# WORK TO COMPLETE
State how many lines of the entries hold the string "高三年级家长会讲话稿范文", and output nothing but that count.

== GIVEN DATA ==

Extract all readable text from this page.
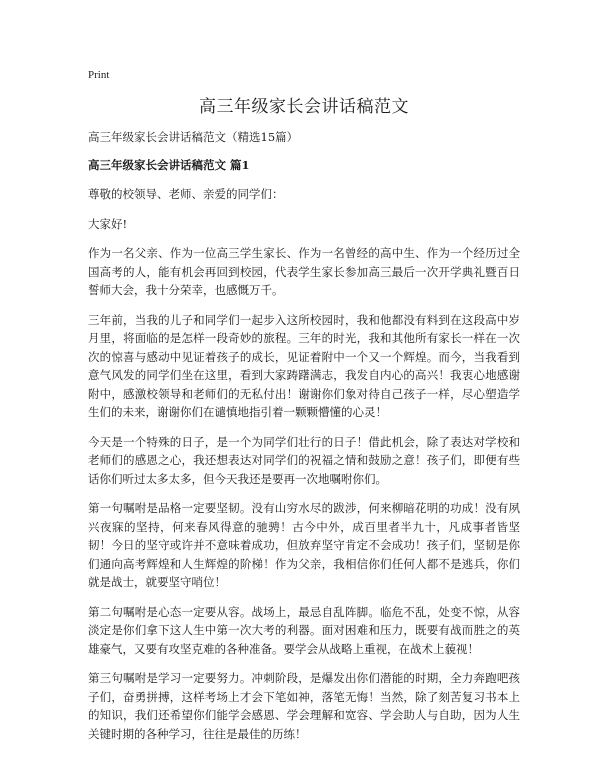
Print
高三年级家长会讲话稿范文
高三年级家长会讲话稿范文（精选15篇）
高三年级家长会讲话稿范文 篇1

尊敬的校领导、老师、亲爱的同学们：

大家好!

作为一名父亲、作为一位高三学生家长、作为一名曾经的高中生、作为一个经历过全国高考的人，能有机会再回到校园，代表学生家长参加高三最后一次开学典礼暨百日誓师大会，我十分荣幸，也感慨万千。

三年前，当我的儿子和同学们一起步入这所校园时，我和他都没有料到在这段高中岁月里，将面临的是怎样一段奇妙的旅程。三年的时光，我和其他所有家长一样在一次次的惊喜与感动中见证着孩子的成长，见证着附中一个又一个辉煌。而今，当我看到意气风发的同学们坐在这里，看到大家踌躇满志，我发自内心的高兴！我衷心地感谢附中，感激校领导和老师们的无私付出！谢谢你们象对待自己孩子一样，尽心塑造学生们的未来，谢谢你们在谴慎地指引着一颗颗懵懂的心灵！

今天是一个特殊的日子，是一个为同学们壮行的日子！借此机会，除了表达对学校和老师们的感恩之心，我还想表达对同学们的祝福之情和鼓励之意！孩子们，即便有些话你们听过太多太多，但今天我还是要再一次地嘱咐你们。

第一句嘱咐是品格一定要坚韧。没有山穷水尽的跋涉，何来柳暗花明的功成！没有夙兴夜寐的坚持，何来春风得意的驰骋！古今中外，成百里者半九十，凡成事者皆坚韧！今日的坚守或许并不意味着成功，但放弃坚守肯定不会成功！孩子们，坚韧是你们通向高考辉煌和人生辉煌的阶梯！作为父亲，我相信你们任何人都不是逃兵，你们就是战士，就要坚守哨位！

第二句嘱咐是心态一定要从容。战场上，最忌自乱阵脚。临危不乱，处变不惊，从容淡定是你们拿下这人生中第一次大考的利器。面对困难和压力，既要有战而胜之的英雄豪气，又要有攻坚克难的各种准备。要学会从战略上重视，在战术上藐视！

第三句嘱咐是学习一定要努力。冲刺阶段，是爆发出你们潜能的时期，全力奔跑吧孩子们，奋勇拼搏，这样考场上才会下笔如神，落笔无悔！当然，除了刻苦复习书本上的知识，我们还希望你们能学会感恩、学会理解和宽容、学会助人与自助，因为人生关键时期的各种学习，往往是最佳的历练！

===

# REPLY TO THE EXERCISE
3